WORK REQUIRED — Search the data below for "Statistik"; list each line that holds it.

STORED RECORDS —
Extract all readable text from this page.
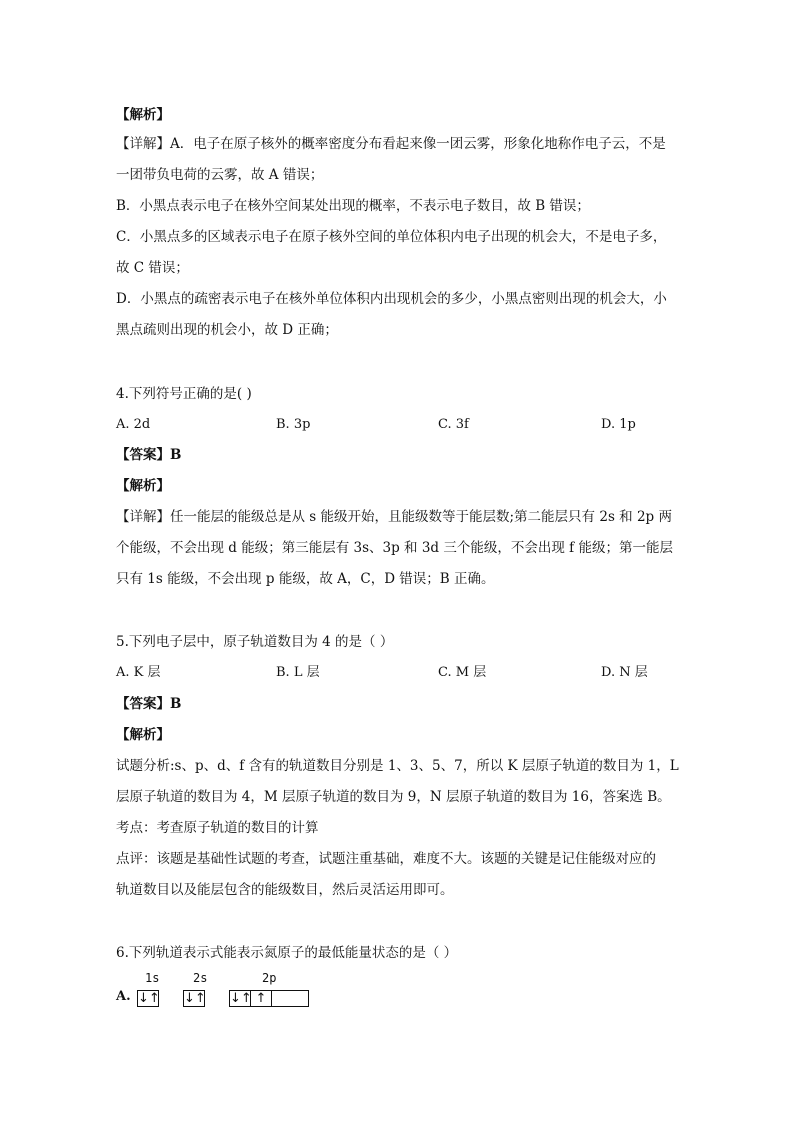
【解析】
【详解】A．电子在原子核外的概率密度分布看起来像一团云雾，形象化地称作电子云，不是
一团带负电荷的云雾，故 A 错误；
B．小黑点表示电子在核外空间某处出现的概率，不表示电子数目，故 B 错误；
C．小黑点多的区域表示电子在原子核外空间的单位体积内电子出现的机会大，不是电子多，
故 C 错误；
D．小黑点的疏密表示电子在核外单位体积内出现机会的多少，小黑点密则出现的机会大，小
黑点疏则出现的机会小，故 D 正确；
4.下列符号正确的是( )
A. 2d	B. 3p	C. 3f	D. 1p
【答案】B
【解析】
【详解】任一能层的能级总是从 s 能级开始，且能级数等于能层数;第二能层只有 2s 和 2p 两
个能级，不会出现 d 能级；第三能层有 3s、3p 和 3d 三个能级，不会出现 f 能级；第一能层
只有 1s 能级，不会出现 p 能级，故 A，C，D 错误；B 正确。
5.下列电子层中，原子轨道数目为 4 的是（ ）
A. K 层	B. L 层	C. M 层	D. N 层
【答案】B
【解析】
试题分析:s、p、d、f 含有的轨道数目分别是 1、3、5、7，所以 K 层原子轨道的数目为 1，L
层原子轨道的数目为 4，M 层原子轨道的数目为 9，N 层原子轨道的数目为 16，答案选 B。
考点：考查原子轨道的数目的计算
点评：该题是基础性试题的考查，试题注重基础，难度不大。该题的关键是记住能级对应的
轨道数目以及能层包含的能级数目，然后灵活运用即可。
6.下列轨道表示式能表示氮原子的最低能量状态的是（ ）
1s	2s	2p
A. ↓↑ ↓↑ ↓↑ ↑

--

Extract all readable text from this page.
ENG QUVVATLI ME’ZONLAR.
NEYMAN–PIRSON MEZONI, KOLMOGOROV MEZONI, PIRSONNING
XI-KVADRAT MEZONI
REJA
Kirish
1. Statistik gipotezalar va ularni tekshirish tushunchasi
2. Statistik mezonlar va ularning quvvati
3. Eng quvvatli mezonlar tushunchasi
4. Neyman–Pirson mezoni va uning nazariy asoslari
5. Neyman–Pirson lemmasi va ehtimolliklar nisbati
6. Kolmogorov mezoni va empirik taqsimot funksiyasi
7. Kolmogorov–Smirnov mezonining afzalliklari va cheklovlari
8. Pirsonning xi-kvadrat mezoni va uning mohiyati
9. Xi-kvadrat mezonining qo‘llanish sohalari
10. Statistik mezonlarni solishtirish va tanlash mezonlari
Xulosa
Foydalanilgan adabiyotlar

ANSWER TO THIS EXERCISE —
1. Statistik gipotezalar va ularni tekshirish tushunchasi
2. Statistik mezonlar va ularning quvvati
10. Statistik mezonlarni solishtirish va tanlash mezonlari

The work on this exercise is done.